• _Data provided_
━━━━━━━━━━━━━━━━━━━━

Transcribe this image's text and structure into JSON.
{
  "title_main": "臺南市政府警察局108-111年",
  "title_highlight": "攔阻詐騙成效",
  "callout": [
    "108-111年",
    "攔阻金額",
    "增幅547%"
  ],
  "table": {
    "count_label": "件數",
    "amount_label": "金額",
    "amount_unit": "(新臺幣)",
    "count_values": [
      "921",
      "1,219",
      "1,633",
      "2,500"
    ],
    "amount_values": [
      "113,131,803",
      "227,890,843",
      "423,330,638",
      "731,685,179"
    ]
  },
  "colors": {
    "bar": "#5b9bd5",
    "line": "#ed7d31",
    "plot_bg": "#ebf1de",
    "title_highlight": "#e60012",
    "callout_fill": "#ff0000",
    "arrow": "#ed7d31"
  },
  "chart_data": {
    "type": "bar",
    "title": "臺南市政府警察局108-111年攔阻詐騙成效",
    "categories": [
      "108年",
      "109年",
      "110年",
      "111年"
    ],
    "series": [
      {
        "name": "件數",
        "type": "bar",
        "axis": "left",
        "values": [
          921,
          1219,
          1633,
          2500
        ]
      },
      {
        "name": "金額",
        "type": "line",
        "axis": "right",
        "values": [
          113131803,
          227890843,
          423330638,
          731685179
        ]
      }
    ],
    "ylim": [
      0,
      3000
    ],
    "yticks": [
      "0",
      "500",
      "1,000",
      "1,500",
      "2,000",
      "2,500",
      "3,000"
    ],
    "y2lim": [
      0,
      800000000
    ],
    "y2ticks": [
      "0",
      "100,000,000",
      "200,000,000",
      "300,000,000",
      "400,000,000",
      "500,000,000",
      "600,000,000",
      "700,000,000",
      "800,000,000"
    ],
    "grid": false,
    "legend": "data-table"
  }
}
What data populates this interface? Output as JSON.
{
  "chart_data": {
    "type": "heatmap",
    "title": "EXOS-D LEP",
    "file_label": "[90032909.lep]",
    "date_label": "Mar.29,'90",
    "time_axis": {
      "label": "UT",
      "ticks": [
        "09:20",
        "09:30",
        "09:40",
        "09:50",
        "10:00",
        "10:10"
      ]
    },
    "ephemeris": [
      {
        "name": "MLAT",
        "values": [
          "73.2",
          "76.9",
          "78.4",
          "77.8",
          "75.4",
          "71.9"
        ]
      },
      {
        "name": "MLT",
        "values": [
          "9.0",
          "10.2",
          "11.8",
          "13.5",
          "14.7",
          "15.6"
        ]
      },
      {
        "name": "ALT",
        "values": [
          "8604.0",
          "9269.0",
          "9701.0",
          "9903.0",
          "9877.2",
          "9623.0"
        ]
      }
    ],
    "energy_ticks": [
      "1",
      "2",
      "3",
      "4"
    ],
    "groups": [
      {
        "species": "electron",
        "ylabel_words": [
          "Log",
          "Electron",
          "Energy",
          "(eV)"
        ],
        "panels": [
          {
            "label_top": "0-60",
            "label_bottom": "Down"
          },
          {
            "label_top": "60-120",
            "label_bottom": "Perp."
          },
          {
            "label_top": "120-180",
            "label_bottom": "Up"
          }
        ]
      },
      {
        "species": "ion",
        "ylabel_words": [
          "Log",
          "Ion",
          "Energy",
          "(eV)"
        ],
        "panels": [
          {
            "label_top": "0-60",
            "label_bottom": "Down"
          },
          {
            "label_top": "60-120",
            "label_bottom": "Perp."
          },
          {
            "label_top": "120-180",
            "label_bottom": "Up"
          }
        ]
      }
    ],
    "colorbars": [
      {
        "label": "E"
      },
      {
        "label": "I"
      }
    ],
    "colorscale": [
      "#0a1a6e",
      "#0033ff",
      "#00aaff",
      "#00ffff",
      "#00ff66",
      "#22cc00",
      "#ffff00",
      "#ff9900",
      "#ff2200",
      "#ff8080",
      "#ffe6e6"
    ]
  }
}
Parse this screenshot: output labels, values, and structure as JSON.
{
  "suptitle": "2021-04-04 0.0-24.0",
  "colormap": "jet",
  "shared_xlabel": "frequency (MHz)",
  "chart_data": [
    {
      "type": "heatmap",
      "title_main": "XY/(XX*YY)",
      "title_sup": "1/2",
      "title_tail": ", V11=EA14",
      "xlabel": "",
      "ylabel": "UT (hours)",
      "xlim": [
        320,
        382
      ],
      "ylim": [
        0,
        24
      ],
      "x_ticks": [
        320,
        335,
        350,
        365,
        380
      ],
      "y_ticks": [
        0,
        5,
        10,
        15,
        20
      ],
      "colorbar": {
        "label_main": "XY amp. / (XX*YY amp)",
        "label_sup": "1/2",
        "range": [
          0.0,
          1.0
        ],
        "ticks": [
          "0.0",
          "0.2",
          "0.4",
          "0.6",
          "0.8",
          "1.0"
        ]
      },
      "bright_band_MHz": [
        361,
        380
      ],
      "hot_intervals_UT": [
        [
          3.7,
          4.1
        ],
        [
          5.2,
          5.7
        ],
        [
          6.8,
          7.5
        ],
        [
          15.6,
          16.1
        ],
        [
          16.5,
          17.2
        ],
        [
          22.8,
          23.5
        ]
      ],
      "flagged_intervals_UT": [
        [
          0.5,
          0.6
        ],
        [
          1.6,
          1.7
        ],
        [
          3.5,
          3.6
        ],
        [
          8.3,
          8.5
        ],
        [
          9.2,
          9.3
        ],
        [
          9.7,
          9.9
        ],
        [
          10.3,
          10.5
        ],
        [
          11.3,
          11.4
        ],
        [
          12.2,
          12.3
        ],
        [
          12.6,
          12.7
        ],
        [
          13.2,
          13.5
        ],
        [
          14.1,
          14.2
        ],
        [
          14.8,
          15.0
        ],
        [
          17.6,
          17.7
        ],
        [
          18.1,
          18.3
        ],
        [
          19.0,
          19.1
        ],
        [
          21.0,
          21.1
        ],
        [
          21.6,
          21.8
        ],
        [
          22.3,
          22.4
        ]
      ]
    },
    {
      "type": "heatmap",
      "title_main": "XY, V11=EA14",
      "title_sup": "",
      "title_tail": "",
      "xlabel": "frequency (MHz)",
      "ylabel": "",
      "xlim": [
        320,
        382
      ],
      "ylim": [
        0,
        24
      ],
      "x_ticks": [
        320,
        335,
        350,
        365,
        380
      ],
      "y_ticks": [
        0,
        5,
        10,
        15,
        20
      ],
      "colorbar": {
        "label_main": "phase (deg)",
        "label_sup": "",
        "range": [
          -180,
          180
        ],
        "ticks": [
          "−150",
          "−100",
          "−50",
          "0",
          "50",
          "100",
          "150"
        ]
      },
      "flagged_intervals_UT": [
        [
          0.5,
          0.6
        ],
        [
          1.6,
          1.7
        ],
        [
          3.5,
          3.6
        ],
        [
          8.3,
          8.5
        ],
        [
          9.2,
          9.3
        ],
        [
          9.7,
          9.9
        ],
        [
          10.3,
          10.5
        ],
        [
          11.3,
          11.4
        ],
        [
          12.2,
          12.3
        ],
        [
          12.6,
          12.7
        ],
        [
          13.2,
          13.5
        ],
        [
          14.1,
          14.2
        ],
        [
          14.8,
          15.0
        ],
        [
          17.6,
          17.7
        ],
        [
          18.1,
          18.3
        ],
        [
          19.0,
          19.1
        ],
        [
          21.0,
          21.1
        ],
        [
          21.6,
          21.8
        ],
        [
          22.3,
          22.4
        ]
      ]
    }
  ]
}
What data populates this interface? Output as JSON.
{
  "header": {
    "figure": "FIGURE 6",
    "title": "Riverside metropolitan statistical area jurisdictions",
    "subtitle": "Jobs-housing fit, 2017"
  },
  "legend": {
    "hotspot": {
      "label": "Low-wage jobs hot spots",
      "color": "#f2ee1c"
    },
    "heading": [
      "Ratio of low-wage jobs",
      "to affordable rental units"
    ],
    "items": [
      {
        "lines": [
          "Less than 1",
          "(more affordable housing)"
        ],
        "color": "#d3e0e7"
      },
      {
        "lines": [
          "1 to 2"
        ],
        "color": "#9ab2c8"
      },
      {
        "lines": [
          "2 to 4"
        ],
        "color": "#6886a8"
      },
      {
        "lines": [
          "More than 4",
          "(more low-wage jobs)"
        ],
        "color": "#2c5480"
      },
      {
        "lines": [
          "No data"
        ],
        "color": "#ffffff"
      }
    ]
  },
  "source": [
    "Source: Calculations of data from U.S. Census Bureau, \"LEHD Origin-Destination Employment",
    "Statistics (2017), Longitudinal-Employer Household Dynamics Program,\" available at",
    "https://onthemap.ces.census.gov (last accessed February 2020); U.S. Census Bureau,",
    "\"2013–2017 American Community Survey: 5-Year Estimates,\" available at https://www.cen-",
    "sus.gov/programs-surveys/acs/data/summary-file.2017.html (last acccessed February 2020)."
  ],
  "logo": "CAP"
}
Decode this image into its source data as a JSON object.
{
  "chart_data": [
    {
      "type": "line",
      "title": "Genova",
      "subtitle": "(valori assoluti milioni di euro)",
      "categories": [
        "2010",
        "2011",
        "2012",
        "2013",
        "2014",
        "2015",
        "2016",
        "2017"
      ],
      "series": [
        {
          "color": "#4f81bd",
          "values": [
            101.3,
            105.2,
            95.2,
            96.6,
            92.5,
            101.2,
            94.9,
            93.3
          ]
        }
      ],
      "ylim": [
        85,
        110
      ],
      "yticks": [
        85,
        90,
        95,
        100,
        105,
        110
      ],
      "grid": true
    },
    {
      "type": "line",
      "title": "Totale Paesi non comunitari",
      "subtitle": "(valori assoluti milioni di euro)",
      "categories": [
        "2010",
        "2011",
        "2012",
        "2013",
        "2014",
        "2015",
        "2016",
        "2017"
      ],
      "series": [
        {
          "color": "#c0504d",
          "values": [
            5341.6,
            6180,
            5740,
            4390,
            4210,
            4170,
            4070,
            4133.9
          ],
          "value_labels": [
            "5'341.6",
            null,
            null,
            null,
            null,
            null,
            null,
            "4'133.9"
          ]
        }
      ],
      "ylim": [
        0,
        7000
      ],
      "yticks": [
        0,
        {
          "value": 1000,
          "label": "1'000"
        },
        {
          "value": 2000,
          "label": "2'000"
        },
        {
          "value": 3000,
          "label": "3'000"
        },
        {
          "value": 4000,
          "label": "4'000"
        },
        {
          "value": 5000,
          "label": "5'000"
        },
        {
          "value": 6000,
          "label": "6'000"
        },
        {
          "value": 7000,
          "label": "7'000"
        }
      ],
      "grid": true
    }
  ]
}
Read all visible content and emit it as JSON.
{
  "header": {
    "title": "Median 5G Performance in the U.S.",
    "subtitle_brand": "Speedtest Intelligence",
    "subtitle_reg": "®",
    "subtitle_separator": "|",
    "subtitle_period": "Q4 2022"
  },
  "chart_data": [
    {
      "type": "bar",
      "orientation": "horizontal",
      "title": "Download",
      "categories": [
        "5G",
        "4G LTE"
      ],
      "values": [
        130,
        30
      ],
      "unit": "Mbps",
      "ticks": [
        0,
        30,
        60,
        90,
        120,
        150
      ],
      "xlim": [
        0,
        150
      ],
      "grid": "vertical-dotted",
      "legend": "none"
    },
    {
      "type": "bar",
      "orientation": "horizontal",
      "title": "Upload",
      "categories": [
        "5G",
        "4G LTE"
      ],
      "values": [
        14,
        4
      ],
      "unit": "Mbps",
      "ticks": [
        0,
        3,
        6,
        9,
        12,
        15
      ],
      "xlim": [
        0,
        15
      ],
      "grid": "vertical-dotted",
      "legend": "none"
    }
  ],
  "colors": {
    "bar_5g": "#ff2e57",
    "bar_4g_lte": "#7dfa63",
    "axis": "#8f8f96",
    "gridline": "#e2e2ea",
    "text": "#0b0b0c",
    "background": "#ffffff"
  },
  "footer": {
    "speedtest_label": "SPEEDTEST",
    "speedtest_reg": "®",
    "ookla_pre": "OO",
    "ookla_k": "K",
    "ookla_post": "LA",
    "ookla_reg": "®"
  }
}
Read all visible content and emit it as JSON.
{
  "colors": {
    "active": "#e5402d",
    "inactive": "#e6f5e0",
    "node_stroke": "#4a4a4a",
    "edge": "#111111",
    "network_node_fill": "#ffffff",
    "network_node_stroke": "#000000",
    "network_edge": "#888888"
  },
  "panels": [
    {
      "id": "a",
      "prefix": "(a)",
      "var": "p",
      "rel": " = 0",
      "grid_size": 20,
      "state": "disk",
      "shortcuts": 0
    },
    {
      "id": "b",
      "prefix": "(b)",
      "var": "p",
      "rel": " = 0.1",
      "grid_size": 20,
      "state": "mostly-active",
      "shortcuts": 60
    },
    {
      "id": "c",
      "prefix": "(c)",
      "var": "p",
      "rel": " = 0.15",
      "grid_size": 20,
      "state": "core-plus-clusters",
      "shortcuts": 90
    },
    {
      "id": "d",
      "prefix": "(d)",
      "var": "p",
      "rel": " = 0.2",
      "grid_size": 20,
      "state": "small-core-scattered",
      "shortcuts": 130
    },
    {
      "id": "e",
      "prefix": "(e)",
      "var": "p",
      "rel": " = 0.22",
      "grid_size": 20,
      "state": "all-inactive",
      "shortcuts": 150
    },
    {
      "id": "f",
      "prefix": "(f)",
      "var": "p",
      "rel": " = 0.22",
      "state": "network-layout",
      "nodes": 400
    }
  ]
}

━━━━━━━━━━━━━━━━━━━━

• _Exercise_
Scan the material above. Extract every line in which the word "into" occurs.

• _Solution to this exercise_
Transcribe this image's text and structure into JSON.
Decode this image into its source data as a JSON object.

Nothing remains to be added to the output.